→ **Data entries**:

-- Begin --

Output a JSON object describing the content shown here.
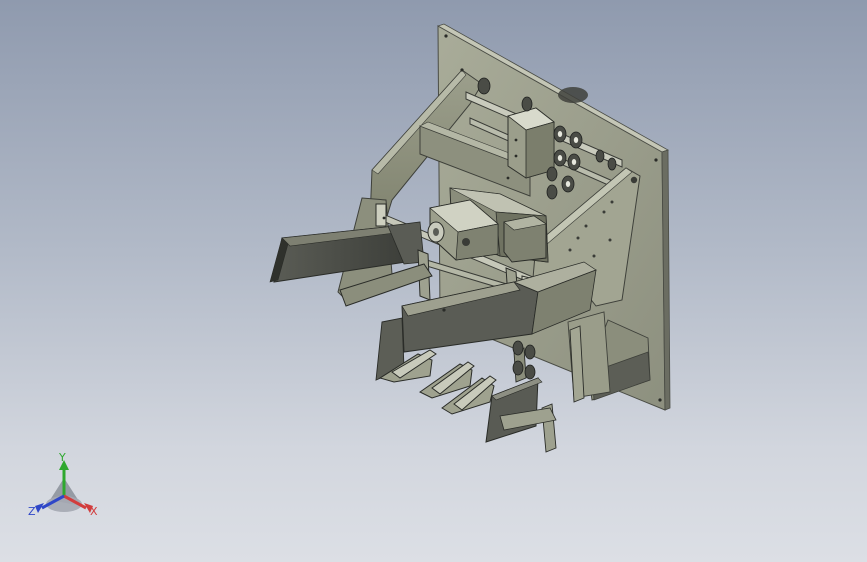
{
  "viewport": {
    "background_top": "#8f9aae",
    "background_bottom": "#dcdfe5"
  },
  "triad": {
    "x_label": "X",
    "y_label": "Y",
    "z_label": "Z",
    "x_color": "#d23c3c",
    "y_color": "#2ea82e",
    "z_color": "#2f47c8"
  },
  "model": {
    "icon": "3d-cad-assembly",
    "part_color": "#8f9280",
    "plate_color": "#a7aa98",
    "dark_color": "#4e504a"
  }
}
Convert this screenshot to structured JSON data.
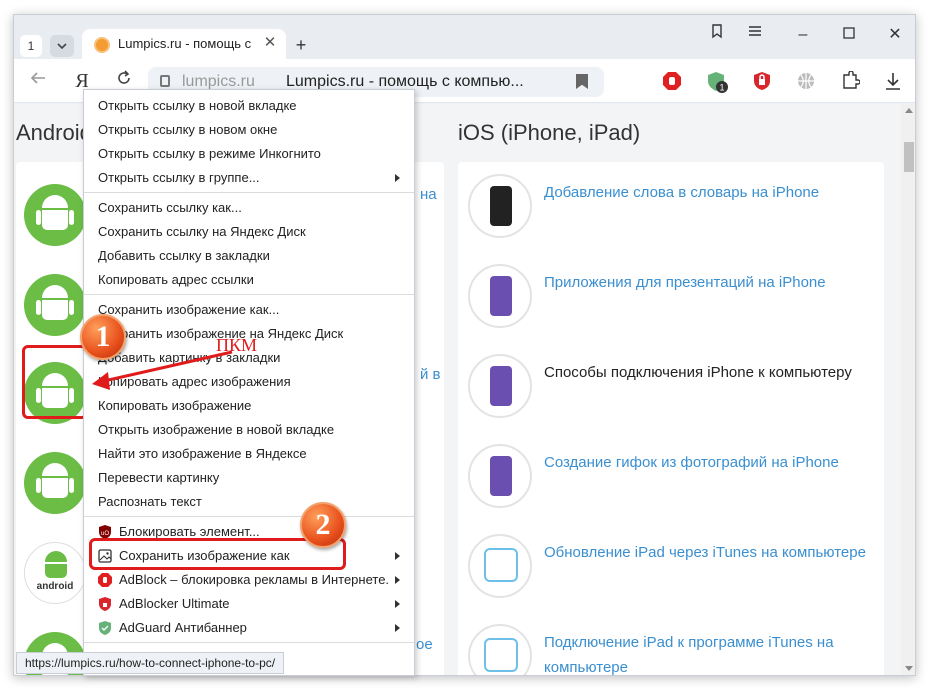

-- End --

Do not copy the pictures, but repeat every line exactly.

→ **TASK ANSWER**:
Output a JSON object describing the content shown here.
{
  "viewport": {
    "background_top": "#8f9aae",
    "background_bottom": "#dcdfe5"
  },
  "triad": {
    "x_label": "X",
    "y_label": "Y",
    "z_label": "Z",
    "x_color": "#d23c3c",
    "y_color": "#2ea82e",
    "z_color": "#2f47c8"
  },
  "model": {
    "icon": "3d-cad-assembly",
    "part_color": "#8f9280",
    "plate_color": "#a7aa98",
    "dark_color": "#4e504a"
  }
}
Convert this screenshot to structured JSON data.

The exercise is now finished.